- Listing danych -
====

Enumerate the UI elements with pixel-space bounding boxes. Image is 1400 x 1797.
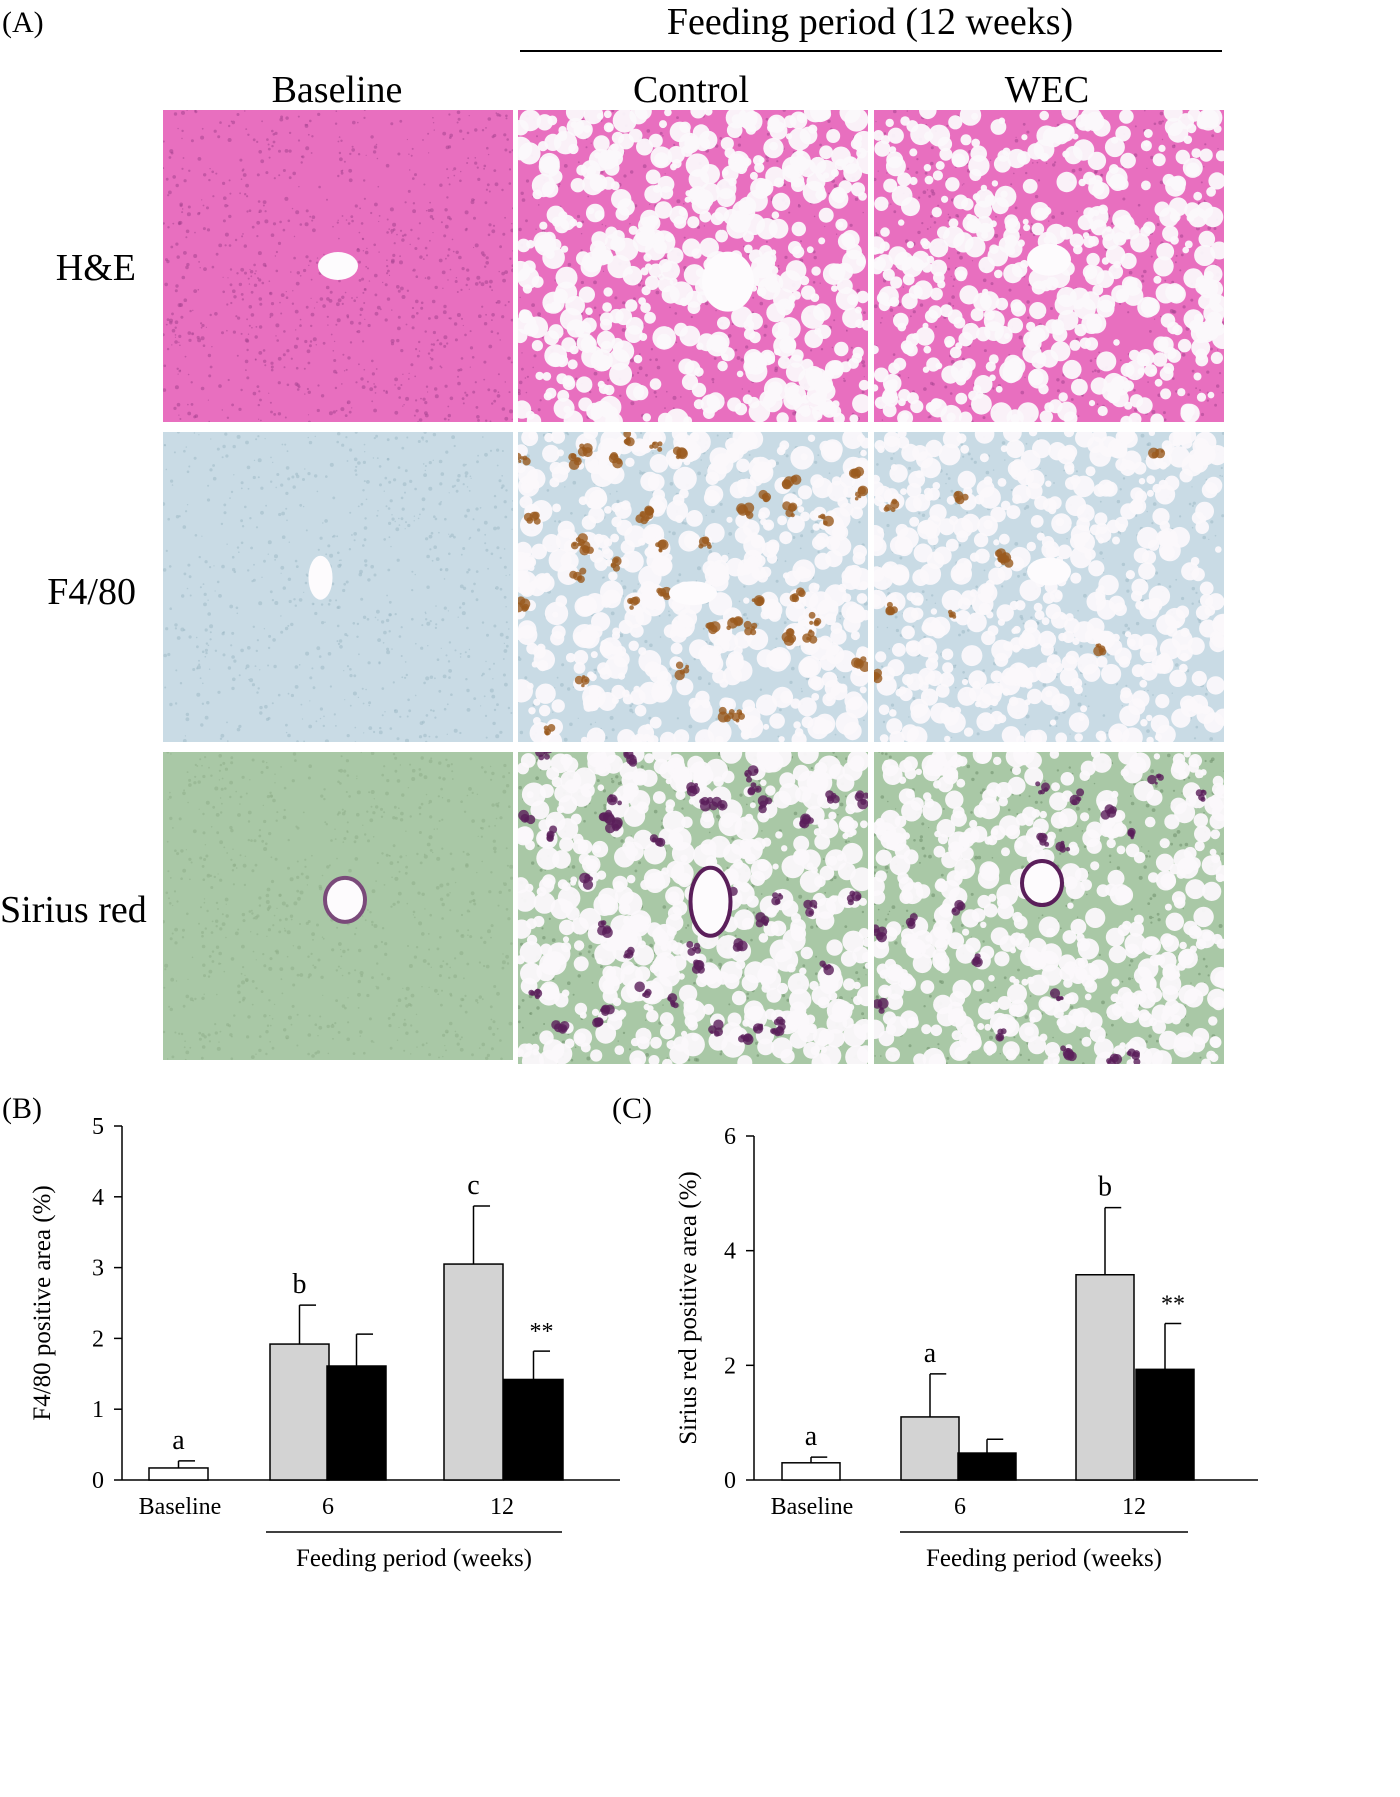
micrograph-f480-wec: [874, 432, 1224, 742]
bar-6-1: [901, 1417, 959, 1480]
x-axis-label: Feeding period (weeks): [926, 1545, 1162, 1572]
micrograph-he-baseline: [163, 110, 513, 422]
bar-12-3: [1076, 1275, 1134, 1480]
bar-6-1: [270, 1344, 329, 1480]
y-tick-label: 2: [724, 1353, 736, 1379]
y-tick-label: 3: [92, 1256, 104, 1282]
bar-annotation: a: [924, 1338, 937, 1369]
x-tick-label: 6: [322, 1494, 334, 1520]
micrograph-f480-baseline: [163, 432, 513, 742]
micrograph-sirius-baseline: [163, 752, 513, 1060]
y-tick-label: 0: [92, 1468, 104, 1494]
bar-annotation: **: [1161, 1291, 1185, 1317]
bar-annotation: a: [172, 1425, 185, 1456]
bar-annotation: a: [805, 1421, 818, 1452]
bar-annotation: **: [530, 1319, 554, 1345]
row-label-sirius-red: Sirius red: [0, 888, 136, 932]
micrograph-sirius-control: [518, 752, 868, 1064]
chart-sirius-svg: 0 2 4 6 Sirius red positive area (%) a a b ** Bas…: [640, 1100, 1400, 1792]
panel-a-letter: (A): [2, 6, 44, 40]
bar-baseline-0: [149, 1468, 208, 1480]
y-tick-label: 4: [724, 1239, 736, 1265]
x-tick-label: 12: [490, 1494, 514, 1520]
y-tick-label: 4: [92, 1185, 104, 1211]
bar-6-2: [327, 1366, 386, 1480]
micrograph-he-wec: [874, 110, 1224, 422]
bar-annotation: b: [293, 1269, 307, 1300]
micrograph-f480-control: [518, 432, 868, 742]
row-label-f480: F4/80: [0, 570, 136, 614]
feeding-period-header: Feeding period (12 weeks): [520, 0, 1220, 44]
x-tick-label: Baseline: [139, 1494, 222, 1520]
chart-sirius: 0 2 4 6 Sirius red positive area (%) a a b ** Bas…: [640, 1100, 1400, 1792]
y-axis-label: Sirius red positive area (%): [675, 1171, 702, 1445]
column-header-baseline: Baseline: [162, 68, 512, 112]
bar-12-4: [1136, 1369, 1194, 1480]
x-axis-label: Feeding period (weeks): [296, 1545, 532, 1572]
y-tick-label: 1: [92, 1397, 104, 1423]
y-tick-label: 0: [724, 1468, 736, 1494]
y-tick-label: 6: [724, 1124, 736, 1150]
feeding-period-rule: [520, 50, 1222, 52]
bar-baseline-0: [782, 1463, 840, 1480]
y-tick-label: 2: [92, 1326, 104, 1352]
y-axis-label: F4/80 positive area (%): [29, 1185, 56, 1420]
x-tick-label: Baseline: [771, 1494, 854, 1520]
bar-annotation: c: [467, 1170, 479, 1201]
bar-annotation: b: [1098, 1172, 1112, 1203]
bar-12-4: [504, 1379, 563, 1480]
micrograph-he-control: [518, 110, 868, 422]
micrograph-sirius-wec: [874, 752, 1224, 1064]
x-tick-label: 12: [1122, 1494, 1146, 1520]
bar-6-2: [958, 1453, 1016, 1480]
column-header-control: Control: [516, 68, 866, 112]
x-tick-label: 6: [954, 1494, 966, 1520]
bar-12-3: [444, 1264, 503, 1480]
row-label-he: H&E: [0, 246, 136, 290]
y-tick-label: 5: [92, 1114, 104, 1140]
column-header-wec: WEC: [872, 68, 1222, 112]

====

Ile wierszy listingu powyżej zawiera ciąg „micrograph”? Uwzględnij wielkość liter i podaj wyłącznie liczbę.

- Rozwiązanie ćwiczenia -
9